## BRIEF
Show every line where "Taxable" occurs.

## DATASET ROWS
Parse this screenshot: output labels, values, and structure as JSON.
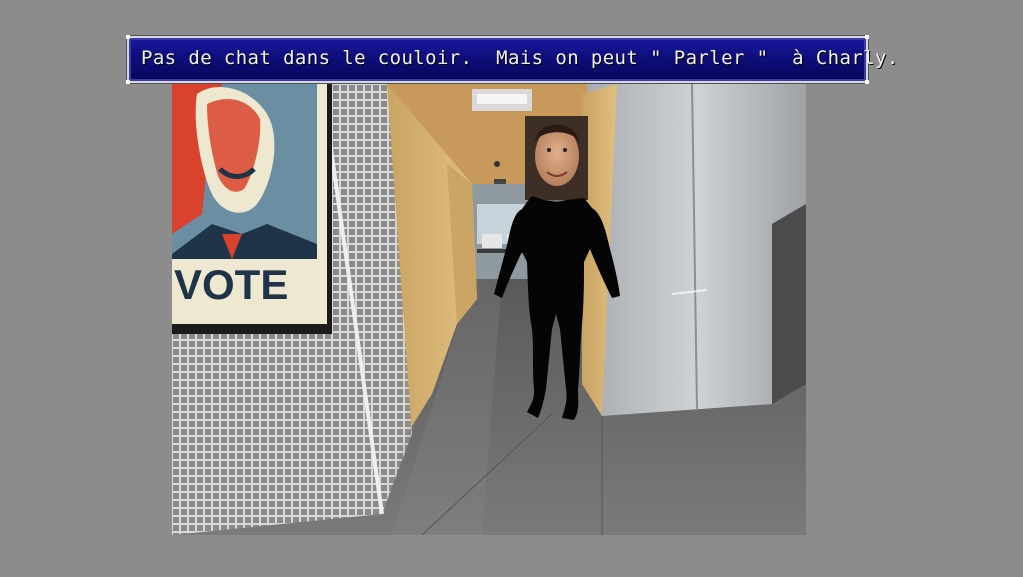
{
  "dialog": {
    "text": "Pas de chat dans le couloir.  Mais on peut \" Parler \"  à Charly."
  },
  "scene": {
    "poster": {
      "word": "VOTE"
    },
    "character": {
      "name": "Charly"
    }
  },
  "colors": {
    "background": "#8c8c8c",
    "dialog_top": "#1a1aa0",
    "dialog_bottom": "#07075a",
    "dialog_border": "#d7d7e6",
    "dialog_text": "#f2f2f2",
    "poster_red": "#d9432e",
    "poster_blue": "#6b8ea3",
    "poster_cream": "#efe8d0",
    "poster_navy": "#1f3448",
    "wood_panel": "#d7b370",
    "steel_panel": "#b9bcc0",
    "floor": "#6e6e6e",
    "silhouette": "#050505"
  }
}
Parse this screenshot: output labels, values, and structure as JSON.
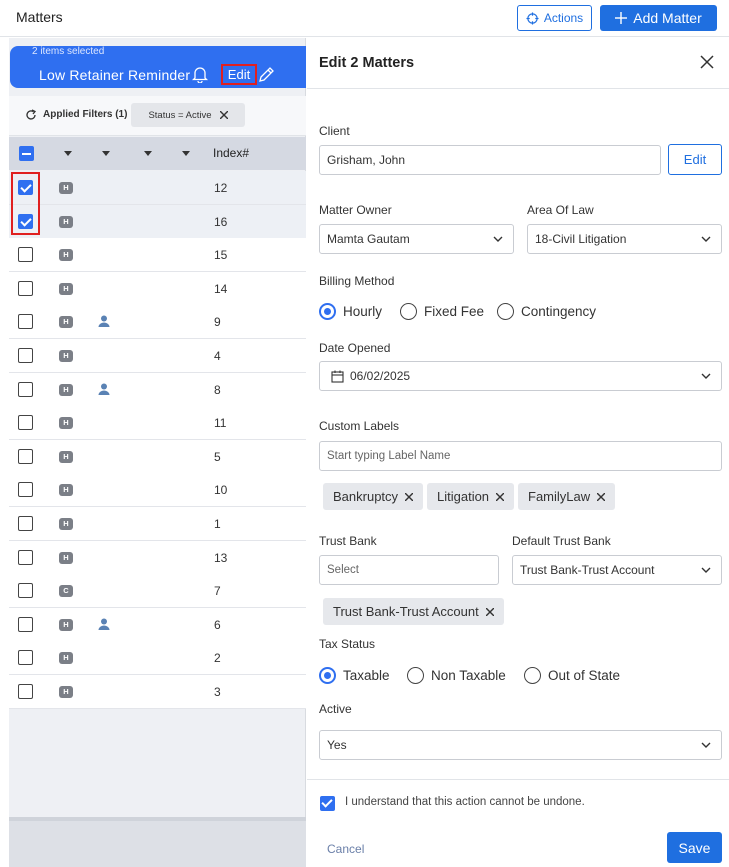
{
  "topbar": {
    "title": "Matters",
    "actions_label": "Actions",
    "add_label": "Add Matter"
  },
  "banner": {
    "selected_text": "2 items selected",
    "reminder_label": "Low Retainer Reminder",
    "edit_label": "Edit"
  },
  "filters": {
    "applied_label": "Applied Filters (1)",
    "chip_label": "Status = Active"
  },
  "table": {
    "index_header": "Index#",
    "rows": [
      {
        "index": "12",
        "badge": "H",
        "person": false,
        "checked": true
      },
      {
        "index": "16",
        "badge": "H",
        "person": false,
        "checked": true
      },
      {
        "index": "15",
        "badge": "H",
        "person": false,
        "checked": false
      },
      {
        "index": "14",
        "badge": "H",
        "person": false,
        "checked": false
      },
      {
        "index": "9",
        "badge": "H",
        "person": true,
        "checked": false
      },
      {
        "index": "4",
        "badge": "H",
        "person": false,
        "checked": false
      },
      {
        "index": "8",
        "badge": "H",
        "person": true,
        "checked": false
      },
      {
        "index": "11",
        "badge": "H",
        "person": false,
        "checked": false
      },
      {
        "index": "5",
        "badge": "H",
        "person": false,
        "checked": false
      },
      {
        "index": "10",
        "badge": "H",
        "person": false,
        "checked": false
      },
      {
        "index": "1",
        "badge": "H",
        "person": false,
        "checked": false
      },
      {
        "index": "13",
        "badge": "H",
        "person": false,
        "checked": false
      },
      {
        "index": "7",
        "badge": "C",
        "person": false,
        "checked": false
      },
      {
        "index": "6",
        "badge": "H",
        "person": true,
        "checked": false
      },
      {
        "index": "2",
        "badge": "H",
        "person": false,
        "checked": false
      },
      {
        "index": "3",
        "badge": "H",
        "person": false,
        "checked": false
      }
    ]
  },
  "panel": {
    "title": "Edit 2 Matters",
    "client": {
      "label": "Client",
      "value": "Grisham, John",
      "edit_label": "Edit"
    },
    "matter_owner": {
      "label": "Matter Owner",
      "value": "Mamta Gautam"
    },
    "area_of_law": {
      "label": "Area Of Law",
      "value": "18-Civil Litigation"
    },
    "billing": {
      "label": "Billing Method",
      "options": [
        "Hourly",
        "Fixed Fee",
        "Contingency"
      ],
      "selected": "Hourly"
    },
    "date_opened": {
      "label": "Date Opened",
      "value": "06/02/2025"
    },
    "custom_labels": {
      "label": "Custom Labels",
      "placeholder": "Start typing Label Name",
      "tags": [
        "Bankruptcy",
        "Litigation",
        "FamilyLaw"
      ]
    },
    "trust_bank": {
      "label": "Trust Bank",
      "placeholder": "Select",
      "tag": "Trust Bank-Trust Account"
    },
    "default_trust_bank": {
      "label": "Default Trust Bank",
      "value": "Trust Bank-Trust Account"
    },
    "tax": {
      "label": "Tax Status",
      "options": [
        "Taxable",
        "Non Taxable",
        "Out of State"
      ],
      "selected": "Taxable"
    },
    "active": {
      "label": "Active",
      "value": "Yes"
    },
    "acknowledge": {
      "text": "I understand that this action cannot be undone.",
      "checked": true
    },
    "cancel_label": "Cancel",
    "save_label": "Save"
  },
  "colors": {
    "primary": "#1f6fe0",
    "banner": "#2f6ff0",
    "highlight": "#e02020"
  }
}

## FINAL RESULT
        "Taxable",
        "Non Taxable",
      "selected": "Taxable"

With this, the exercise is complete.